INSTRUCTIONS FOR THE TASK:
Return all lines from the listing below in which the string "Ответ" occurs.

┌─ DATASET EXTRACT

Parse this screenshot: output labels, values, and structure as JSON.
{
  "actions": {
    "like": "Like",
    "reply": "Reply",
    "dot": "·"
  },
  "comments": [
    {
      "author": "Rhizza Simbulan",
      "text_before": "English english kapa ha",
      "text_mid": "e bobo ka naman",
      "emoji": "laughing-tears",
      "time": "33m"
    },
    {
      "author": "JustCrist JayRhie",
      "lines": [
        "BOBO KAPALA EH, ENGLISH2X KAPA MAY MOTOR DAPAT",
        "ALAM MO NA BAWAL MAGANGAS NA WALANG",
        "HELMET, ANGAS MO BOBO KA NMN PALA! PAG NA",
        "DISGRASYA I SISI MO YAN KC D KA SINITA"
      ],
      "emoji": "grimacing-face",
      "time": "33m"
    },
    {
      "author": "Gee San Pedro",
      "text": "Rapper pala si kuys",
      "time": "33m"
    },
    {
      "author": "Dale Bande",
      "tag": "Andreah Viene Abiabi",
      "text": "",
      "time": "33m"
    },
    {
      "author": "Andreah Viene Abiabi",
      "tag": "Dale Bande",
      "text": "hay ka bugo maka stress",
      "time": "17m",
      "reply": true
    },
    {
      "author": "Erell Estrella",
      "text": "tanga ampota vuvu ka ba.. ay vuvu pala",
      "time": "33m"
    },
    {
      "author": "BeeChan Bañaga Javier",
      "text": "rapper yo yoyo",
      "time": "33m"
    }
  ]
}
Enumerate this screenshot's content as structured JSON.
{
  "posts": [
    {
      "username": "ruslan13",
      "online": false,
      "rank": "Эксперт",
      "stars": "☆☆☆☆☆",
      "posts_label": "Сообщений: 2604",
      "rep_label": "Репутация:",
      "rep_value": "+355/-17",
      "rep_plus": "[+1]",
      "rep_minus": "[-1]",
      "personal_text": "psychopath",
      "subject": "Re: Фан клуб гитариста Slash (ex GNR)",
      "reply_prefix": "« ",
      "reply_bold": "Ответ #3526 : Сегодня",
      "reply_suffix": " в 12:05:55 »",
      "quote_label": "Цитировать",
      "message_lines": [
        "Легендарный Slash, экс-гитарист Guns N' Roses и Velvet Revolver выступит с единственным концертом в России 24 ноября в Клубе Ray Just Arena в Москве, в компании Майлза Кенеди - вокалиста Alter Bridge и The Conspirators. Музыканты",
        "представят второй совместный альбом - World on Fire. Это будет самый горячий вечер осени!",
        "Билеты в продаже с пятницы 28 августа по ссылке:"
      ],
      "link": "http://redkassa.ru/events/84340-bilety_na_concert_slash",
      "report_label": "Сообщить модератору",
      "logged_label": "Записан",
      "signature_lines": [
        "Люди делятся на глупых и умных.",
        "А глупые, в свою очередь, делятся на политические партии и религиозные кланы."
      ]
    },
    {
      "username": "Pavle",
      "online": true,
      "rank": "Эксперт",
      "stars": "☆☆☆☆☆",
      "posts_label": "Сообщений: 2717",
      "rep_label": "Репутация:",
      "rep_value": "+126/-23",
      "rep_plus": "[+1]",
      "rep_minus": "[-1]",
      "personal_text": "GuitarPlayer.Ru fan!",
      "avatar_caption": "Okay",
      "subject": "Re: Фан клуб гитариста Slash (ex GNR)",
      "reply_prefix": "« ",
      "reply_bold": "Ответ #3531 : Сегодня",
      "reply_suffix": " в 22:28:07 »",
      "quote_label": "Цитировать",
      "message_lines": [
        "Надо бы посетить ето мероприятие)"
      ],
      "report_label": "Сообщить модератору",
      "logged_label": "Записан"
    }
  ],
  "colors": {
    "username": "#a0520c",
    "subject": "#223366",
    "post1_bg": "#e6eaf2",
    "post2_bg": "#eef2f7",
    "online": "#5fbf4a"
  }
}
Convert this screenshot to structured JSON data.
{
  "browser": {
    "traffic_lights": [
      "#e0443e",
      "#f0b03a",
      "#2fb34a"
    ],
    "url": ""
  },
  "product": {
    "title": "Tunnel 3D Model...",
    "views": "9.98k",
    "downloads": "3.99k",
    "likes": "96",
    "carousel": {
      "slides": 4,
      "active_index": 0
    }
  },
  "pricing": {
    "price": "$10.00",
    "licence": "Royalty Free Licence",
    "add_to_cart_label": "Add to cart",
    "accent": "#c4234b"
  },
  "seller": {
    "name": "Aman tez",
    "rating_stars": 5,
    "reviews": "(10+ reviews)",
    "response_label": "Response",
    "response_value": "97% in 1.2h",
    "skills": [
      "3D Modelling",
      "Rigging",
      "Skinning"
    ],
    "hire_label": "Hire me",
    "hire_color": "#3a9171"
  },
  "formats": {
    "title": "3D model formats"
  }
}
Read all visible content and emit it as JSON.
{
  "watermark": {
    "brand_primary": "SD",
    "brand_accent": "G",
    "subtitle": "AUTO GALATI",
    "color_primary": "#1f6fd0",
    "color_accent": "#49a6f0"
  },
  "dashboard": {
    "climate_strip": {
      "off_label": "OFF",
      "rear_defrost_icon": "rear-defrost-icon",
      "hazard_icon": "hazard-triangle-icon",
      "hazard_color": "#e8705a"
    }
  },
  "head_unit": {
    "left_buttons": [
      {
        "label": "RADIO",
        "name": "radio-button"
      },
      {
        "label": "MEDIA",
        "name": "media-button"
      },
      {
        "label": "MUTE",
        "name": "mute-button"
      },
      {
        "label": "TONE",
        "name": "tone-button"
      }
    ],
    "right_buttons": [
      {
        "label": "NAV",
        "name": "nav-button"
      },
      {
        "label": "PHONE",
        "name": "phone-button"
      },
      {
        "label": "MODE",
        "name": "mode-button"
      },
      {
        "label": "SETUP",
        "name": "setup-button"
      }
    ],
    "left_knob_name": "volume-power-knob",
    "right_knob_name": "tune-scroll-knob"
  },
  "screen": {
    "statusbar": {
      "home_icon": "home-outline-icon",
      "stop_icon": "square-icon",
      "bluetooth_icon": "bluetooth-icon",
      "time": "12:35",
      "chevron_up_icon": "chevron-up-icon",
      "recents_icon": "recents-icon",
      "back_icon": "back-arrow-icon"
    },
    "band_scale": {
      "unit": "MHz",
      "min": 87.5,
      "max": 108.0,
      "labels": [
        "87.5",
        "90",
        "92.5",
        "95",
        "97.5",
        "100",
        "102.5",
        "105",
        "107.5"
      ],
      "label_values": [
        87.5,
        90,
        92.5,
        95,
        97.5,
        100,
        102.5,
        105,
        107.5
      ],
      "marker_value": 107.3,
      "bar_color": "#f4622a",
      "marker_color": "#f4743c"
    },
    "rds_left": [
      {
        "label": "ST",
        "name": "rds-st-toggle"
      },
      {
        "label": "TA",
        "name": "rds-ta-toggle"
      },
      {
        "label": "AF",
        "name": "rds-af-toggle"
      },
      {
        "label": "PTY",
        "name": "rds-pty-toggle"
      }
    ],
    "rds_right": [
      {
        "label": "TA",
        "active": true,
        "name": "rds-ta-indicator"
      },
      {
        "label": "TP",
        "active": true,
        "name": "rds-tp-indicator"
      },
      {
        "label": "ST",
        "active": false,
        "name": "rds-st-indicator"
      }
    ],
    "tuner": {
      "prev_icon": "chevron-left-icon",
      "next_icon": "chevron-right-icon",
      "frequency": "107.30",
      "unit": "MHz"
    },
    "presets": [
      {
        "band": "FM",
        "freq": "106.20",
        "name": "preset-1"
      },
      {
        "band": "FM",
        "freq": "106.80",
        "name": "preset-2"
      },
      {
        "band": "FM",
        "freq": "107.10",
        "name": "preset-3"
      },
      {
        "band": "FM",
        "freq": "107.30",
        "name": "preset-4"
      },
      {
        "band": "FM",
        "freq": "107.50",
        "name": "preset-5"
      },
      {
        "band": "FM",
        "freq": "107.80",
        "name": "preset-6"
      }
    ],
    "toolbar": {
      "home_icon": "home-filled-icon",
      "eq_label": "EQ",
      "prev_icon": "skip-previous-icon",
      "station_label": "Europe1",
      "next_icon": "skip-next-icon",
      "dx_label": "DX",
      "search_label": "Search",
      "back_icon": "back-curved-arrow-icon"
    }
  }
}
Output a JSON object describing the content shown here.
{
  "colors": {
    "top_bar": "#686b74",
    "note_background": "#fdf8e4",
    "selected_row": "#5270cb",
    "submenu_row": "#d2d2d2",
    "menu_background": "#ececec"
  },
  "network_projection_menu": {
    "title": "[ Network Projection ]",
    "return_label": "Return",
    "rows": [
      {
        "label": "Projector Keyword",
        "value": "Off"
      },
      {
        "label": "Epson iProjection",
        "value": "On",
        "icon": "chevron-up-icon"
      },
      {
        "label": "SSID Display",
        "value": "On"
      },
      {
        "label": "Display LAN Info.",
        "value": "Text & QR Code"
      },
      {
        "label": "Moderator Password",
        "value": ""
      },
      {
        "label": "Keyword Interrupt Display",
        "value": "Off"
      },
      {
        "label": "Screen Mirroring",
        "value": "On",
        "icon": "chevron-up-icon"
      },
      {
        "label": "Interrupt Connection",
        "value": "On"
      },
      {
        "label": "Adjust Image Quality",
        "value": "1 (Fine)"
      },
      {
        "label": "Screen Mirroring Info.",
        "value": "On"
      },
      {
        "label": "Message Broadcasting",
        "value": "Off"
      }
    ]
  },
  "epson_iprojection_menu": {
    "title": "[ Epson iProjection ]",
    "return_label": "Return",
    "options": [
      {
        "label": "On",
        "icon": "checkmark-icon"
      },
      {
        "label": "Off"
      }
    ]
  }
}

└─

FINISHED EXERCISE:
      "reply_bold": "Ответ #3526 : Сегодня",
      "reply_bold": "Ответ #3531 : Сегодня",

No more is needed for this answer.